** Start Task input **
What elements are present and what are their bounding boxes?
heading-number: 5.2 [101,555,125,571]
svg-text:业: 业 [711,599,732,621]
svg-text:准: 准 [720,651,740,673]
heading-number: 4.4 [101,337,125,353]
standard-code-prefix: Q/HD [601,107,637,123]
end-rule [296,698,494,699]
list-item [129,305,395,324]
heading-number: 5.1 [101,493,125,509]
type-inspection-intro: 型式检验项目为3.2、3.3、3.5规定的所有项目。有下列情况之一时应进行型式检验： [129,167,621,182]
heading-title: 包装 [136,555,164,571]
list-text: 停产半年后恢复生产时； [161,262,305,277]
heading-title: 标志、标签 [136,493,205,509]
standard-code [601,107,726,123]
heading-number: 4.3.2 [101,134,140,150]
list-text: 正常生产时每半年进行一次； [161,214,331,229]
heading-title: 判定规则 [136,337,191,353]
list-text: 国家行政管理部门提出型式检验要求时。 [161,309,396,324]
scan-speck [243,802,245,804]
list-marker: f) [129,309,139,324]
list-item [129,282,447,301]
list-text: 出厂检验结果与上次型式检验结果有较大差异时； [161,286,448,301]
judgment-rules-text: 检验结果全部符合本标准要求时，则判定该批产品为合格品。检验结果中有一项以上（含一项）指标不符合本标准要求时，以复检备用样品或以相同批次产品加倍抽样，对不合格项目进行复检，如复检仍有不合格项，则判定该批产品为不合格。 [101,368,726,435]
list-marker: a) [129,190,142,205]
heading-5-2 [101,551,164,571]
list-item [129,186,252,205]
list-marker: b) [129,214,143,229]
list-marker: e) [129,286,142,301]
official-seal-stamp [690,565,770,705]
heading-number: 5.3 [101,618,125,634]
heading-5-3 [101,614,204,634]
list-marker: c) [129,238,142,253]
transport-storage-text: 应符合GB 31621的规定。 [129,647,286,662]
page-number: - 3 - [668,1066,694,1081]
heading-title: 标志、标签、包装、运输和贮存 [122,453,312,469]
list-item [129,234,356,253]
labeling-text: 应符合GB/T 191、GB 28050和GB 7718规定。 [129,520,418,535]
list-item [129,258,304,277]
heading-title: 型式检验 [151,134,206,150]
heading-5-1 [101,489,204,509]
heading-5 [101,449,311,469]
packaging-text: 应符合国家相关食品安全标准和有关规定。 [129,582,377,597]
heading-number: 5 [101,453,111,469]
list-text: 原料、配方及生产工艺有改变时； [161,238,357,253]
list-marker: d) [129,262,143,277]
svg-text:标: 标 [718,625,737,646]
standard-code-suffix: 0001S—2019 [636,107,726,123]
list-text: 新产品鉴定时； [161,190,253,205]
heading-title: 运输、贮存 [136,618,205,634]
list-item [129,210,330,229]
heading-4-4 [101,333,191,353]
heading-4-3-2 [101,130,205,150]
** End Task input **
The request:
Can you copy out every one of the lines above, character for character?

Solution to this task:
What elements are present and what are their bounding boxes?
heading-number: 5.2 [101,555,125,571]
svg-text:业: 业 [711,599,732,621]
svg-text:准: 准 [720,651,740,673]
heading-number: 4.4 [101,337,125,353]
standard-code-prefix: Q/HD [601,107,637,123]
end-rule [296,698,494,699]
list-item [129,305,395,324]
heading-number: 5.1 [101,493,125,509]
type-inspection-intro: 型式检验项目为3.2、3.3、3.5规定的所有项目。有下列情况之一时应进行型式检验： [129,167,621,182]
heading-title: 包装 [136,555,164,571]
list-text: 停产半年后恢复生产时； [161,262,305,277]
heading-title: 标志、标签 [136,493,205,509]
standard-code [601,107,726,123]
heading-number: 4.3.2 [101,134,140,150]
list-text: 正常生产时每半年进行一次； [161,214,331,229]
heading-title: 判定规则 [136,337,191,353]
list-text: 国家行政管理部门提出型式检验要求时。 [161,309,396,324]
scan-speck [243,802,245,804]
list-marker: f) [129,309,139,324]
list-item [129,282,447,301]
list-text: 出厂检验结果与上次型式检验结果有较大差异时； [161,286,448,301]
judgment-rules-text: 检验结果全部符合本标准要求时，则判定该批产品为合格品。检验结果中有一项以上（含一项）指标不符合本标准要求时，以复检备用样品或以相同批次产品加倍抽样，对不合格项目进行复检，如复检仍有不合格项，则判定该批产品为不合格。 [101,368,726,435]
list-marker: a) [129,190,142,205]
heading-5-2 [101,551,164,571]
list-item [129,186,252,205]
list-marker: b) [129,214,143,229]
list-marker: e) [129,286,142,301]
official-seal-stamp [690,565,770,705]
heading-number: 5.3 [101,618,125,634]
heading-5-3 [101,614,204,634]
list-marker: c) [129,238,142,253]
transport-storage-text: 应符合GB 31621的规定。 [129,647,286,662]
page-number: - 3 - [668,1066,694,1081]
heading-title: 标志、标签、包装、运输和贮存 [122,453,312,469]
list-item [129,234,356,253]
labeling-text: 应符合GB/T 191、GB 28050和GB 7718规定。 [129,520,418,535]
list-item [129,258,304,277]
heading-title: 型式检验 [151,134,206,150]
heading-5-1 [101,489,204,509]
heading-5 [101,449,311,469]
packaging-text: 应符合国家相关食品安全标准和有关规定。 [129,582,377,597]
heading-number: 5 [101,453,111,469]
list-text: 原料、配方及生产工艺有改变时； [161,238,357,253]
list-marker: d) [129,262,143,277]
svg-text:标: 标 [718,625,737,646]
standard-code-suffix: 0001S—2019 [636,107,726,123]
list-text: 新产品鉴定时； [161,190,253,205]
heading-title: 运输、贮存 [136,618,205,634]
list-item [129,210,330,229]
heading-4-4 [101,333,191,353]
heading-4-3-2 [101,130,205,150]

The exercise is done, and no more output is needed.